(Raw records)

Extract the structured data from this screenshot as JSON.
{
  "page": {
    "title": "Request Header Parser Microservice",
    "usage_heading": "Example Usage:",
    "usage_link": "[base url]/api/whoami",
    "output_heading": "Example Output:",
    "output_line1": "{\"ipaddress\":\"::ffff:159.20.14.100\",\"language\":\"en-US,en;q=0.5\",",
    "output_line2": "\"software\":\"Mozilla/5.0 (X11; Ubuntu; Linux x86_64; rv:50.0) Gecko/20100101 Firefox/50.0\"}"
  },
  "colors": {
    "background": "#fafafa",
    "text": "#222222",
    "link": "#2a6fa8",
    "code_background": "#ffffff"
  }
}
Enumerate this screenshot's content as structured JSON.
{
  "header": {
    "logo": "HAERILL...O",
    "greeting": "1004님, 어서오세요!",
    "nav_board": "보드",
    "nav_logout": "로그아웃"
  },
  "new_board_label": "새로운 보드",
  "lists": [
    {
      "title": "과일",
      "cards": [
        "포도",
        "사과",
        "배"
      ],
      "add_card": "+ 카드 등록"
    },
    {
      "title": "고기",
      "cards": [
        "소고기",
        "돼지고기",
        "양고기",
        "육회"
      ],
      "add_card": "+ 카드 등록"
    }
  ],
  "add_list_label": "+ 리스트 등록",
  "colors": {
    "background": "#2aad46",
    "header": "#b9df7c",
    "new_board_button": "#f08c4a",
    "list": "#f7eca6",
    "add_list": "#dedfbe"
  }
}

_Your goal_.
Look through the entries above for the word "structured". Copy every line where it shows up.

_Exercise response_.
Extract the structured data from this screenshot as JSON.
Enumerate this screenshot's content as structured JSON.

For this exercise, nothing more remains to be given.